======== INFORMATION SUPPLIED ========
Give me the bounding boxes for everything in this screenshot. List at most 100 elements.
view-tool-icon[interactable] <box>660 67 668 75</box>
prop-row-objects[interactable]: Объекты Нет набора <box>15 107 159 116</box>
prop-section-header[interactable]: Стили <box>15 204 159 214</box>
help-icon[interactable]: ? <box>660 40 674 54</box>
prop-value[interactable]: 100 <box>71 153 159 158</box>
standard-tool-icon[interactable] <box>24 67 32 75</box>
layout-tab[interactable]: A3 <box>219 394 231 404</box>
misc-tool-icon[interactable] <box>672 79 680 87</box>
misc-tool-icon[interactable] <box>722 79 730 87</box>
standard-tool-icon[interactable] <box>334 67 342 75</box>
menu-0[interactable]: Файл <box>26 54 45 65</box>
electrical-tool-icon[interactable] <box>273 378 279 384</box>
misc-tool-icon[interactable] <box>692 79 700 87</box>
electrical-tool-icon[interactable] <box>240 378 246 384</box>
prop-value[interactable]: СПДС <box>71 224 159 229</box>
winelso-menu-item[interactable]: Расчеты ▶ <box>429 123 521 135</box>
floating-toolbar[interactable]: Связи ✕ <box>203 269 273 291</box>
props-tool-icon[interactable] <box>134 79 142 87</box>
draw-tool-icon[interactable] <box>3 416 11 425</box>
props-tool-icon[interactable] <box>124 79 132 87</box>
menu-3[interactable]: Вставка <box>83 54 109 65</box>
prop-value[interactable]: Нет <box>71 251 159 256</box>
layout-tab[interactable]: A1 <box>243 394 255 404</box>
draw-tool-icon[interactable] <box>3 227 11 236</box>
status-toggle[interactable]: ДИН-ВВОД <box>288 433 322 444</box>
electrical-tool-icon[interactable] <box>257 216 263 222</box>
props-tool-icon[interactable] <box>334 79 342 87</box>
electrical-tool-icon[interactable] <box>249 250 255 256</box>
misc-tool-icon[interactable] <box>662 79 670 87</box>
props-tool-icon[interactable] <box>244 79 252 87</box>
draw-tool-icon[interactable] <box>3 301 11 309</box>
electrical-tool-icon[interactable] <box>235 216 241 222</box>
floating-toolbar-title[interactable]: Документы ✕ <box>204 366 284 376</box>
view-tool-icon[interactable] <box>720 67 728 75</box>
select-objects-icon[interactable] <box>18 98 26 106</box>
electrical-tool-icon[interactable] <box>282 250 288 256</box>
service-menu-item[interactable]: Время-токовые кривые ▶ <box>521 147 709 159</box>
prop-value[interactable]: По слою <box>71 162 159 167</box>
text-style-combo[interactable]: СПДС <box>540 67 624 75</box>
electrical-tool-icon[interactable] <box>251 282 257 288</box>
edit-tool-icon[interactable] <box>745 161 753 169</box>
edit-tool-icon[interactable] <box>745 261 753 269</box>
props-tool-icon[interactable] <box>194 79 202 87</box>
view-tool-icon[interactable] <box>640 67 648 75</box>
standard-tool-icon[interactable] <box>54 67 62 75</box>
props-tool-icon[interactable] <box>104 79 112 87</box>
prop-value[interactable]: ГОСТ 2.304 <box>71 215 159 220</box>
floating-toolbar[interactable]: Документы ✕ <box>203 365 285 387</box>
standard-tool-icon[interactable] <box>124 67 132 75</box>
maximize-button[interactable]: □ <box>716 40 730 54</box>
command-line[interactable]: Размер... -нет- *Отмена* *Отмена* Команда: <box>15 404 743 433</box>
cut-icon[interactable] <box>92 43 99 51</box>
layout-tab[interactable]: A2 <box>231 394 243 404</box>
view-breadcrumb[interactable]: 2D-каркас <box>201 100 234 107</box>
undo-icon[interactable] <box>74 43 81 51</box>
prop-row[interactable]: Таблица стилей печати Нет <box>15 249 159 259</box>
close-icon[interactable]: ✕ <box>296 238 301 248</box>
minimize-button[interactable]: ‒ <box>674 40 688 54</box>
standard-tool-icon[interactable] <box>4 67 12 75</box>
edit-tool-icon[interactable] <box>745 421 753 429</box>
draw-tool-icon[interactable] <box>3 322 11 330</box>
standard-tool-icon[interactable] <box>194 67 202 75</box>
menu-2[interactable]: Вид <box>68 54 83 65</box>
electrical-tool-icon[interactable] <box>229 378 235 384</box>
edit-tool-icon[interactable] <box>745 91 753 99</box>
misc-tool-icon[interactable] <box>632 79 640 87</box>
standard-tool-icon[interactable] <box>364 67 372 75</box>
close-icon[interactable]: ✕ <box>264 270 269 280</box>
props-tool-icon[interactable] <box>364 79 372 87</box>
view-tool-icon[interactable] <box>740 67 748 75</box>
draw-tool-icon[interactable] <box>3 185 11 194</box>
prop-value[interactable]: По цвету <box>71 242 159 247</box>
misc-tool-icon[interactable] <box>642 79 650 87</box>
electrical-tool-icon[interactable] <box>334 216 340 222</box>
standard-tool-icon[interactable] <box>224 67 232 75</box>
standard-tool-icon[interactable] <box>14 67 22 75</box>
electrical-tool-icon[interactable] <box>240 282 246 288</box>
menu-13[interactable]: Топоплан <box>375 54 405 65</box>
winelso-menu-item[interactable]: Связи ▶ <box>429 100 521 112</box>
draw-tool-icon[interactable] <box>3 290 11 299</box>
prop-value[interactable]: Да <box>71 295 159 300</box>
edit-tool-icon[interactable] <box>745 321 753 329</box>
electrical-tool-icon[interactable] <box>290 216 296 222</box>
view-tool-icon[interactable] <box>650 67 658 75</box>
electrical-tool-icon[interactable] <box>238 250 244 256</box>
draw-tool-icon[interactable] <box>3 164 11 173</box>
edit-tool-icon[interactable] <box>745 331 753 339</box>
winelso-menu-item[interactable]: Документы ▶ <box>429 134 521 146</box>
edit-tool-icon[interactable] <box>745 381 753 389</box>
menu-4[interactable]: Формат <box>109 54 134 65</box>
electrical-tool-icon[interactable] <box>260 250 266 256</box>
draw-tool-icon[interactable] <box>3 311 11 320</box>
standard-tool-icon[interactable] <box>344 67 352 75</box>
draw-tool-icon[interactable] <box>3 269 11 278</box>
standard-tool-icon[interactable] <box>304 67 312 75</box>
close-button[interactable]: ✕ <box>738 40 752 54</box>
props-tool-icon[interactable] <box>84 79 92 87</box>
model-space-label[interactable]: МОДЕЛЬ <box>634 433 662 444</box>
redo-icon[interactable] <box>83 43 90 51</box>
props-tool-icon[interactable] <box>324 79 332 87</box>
========
**DESCRIPTION OF THE TASK**
Can you rewrite the data from its first line through the line containing "prop-section-header[interactable]: Стили <box>15", that line included, as a JSON list of strings with one string per line and blank lines omitted?

**FULL SOLUTION**
[
  "Give me the bounding boxes for everything in this screenshot. List at most 100 elements.",
  "view-tool-icon[interactable] <box>660 67 668 75</box>",
  "prop-row-objects[interactable]: Объекты Нет набора <box>15 107 159 116</box>",
  "prop-section-header[interactable]: Стили <box>15 204 159 214</box>"
]